> **GOAL**
In the listing below, locate the lines bearing the word "Καλαμαριάς". Copy every one of them.

BEGIN RECORDS FOR PROCESSING

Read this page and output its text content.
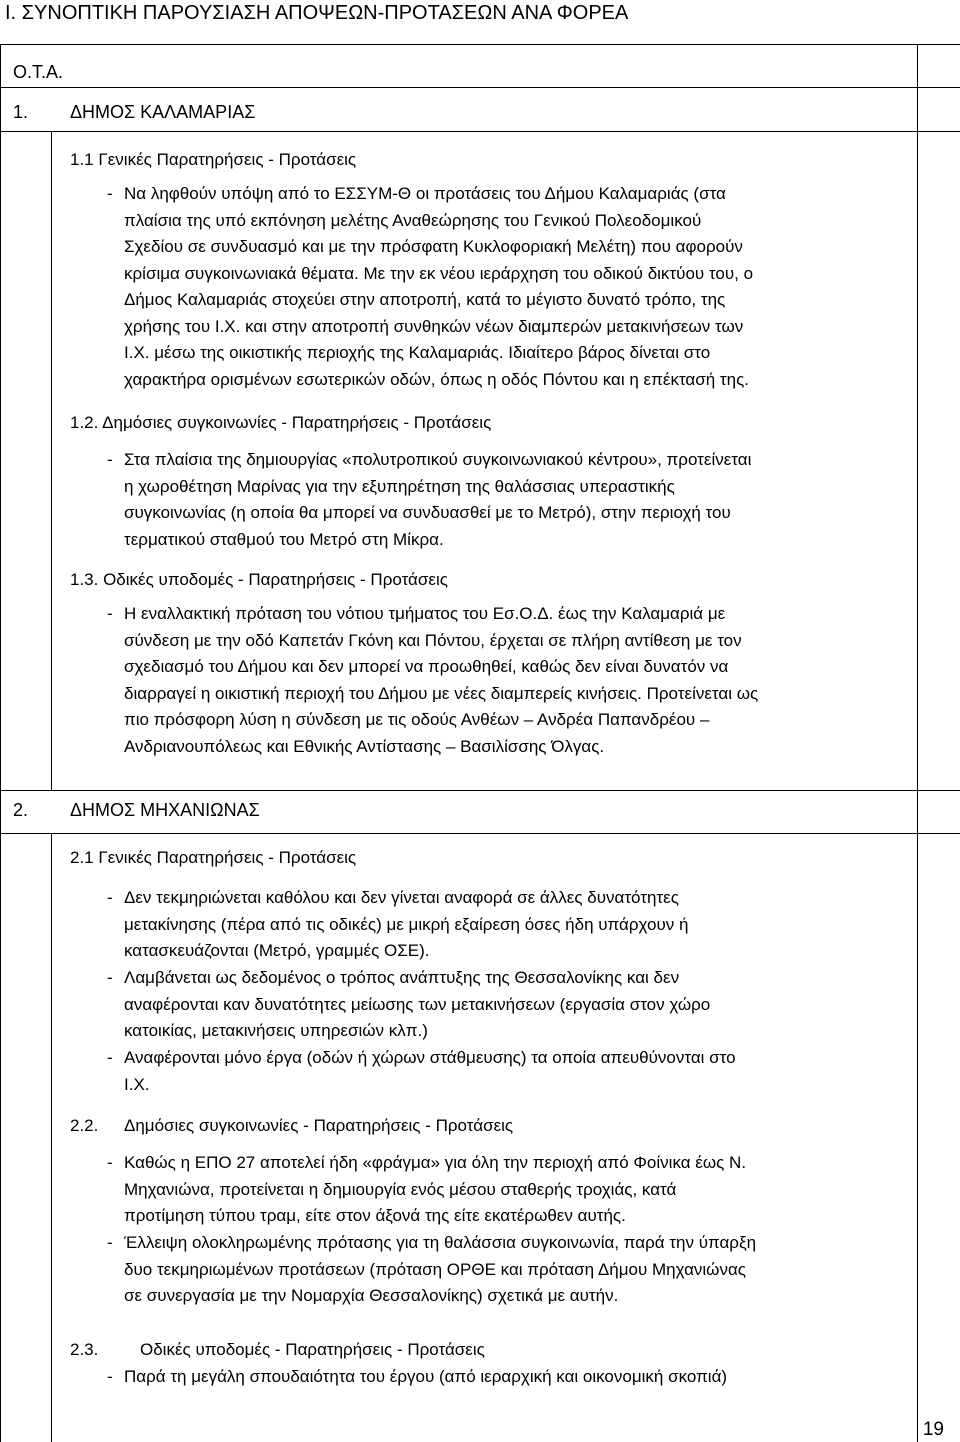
I. ΣΥΝΟΠΤΙΚΗ ΠΑΡΟΥΣΙΑΣΗ ΑΠΟΨΕΩΝ-ΠΡΟΤΑΣΕΩΝ ΑΝΑ ΦΟΡΕΑ
Ο.Τ.Α.
1. ΔΗΜΟΣ ΚΑΛΑΜΑΡΙΑΣ
1.1 Γενικές Παρατηρήσεις - Προτάσεις
- Να ληφθούν υπόψη από το ΕΣΣΥΜ-Θ οι προτάσεις του Δήμου Καλαμαριάς (στα
πλαίσια της υπό εκπόνηση μελέτης Αναθεώρησης του Γενικού Πολεοδομικού
Σχεδίου σε συνδυασμό και με την πρόσφατη Κυκλοφοριακή Μελέτη) που αφορούν
κρίσιμα συγκοινωνιακά θέματα. Με την εκ νέου ιεράρχηση του οδικού δικτύου του, ο
Δήμος Καλαμαριάς στοχεύει στην αποτροπή, κατά το μέγιστο δυνατό τρόπο, της
χρήσης του Ι.Χ. και στην αποτροπή συνθηκών νέων διαμπερών μετακινήσεων των
Ι.Χ. μέσω της οικιστικής περιοχής της Καλαμαριάς. Ιδιαίτερο βάρος δίνεται στο
χαρακτήρα ορισμένων εσωτερικών οδών, όπως η οδός Πόντου και η επέκτασή της.
1.2. Δημόσιες συγκοινωνίες - Παρατηρήσεις - Προτάσεις
- Στα πλαίσια της δημιουργίας «πολυτροπικού συγκοινωνιακού κέντρου», προτείνεται
η χωροθέτηση Μαρίνας για την εξυπηρέτηση της θαλάσσιας υπεραστικής
συγκοινωνίας (η οποία θα μπορεί να συνδυασθεί με το Μετρό), στην περιοχή του
τερματικού σταθμού του Μετρό στη Μίκρα.
1.3. Οδικές υποδομές - Παρατηρήσεις - Προτάσεις
- Η εναλλακτική πρόταση του νότιου τμήματος του Εσ.Ο.Δ. έως την Καλαμαριά με
σύνδεση με την οδό Καπετάν Γκόνη και Πόντου, έρχεται σε πλήρη αντίθεση με τον
σχεδιασμό του Δήμου και δεν μπορεί να προωθηθεί, καθώς δεν είναι δυνατόν να
διαρραγεί η οικιστική περιοχή του Δήμου με νέες διαμπερείς κινήσεις. Προτείνεται ως
πιο πρόσφορη λύση η σύνδεση με τις οδούς Ανθέων – Ανδρέα Παπανδρέου –
Ανδριανουπόλεως και Εθνικής Αντίστασης – Βασιλίσσης Όλγας.
2. ΔΗΜΟΣ ΜΗΧΑΝΙΩΝΑΣ
2.1 Γενικές Παρατηρήσεις - Προτάσεις
- Δεν τεκμηριώνεται καθόλου και δεν γίνεται αναφορά σε άλλες δυνατότητες
μετακίνησης (πέρα από τις οδικές) με μικρή εξαίρεση όσες ήδη υπάρχουν ή
κατασκευάζονται (Μετρό, γραμμές ΟΣΕ).
- Λαμβάνεται ως δεδομένος ο τρόπος ανάπτυξης της Θεσσαλονίκης και δεν
αναφέρονται καν δυνατότητες μείωσης των μετακινήσεων (εργασία στον χώρο
κατοικίας, μετακινήσεις υπηρεσιών κλπ.)
- Αναφέρονται μόνο έργα (οδών ή χώρων στάθμευσης) τα οποία απευθύνονται στο
Ι.Χ.
2.2. Δημόσιες συγκοινωνίες - Παρατηρήσεις - Προτάσεις
- Καθώς η ΕΠΟ 27 αποτελεί ήδη «φράγμα» για όλη την περιοχή από Φοίνικα έως Ν.
Μηχανιώνα, προτείνεται η δημιουργία ενός μέσου σταθερής τροχιάς, κατά
προτίμηση τύπου τραμ, είτε στον άξονά της είτε εκατέρωθεν αυτής.
- Έλλειψη ολοκληρωμένης πρότασης για τη θαλάσσια συγκοινωνία, παρά την ύπαρξη
δυο τεκμηριωμένων προτάσεων (πρόταση ΟΡΘΕ και πρόταση Δήμου Μηχανιώνας
σε συνεργασία με την Νομαρχία Θεσσαλονίκης) σχετικά με αυτήν.
2.3. Οδικές υποδομές - Παρατηρήσεις - Προτάσεις
- Παρά τη μεγάλη σπουδαιότητα του έργου (από ιεραρχική και οικονομική σκοπιά)
19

END RECORDS FOR PROCESSING

> **REPLY**
- Να ληφθούν υπόψη από το ΕΣΣΥΜ-Θ οι προτάσεις του Δήμου Καλαμαριάς (στα
Δήμος Καλαμαριάς στοχεύει στην αποτροπή, κατά το μέγιστο δυνατό τρόπο, της
Ι.Χ. μέσω της οικιστικής περιοχής της Καλαμαριάς. Ιδιαίτερο βάρος δίνεται στο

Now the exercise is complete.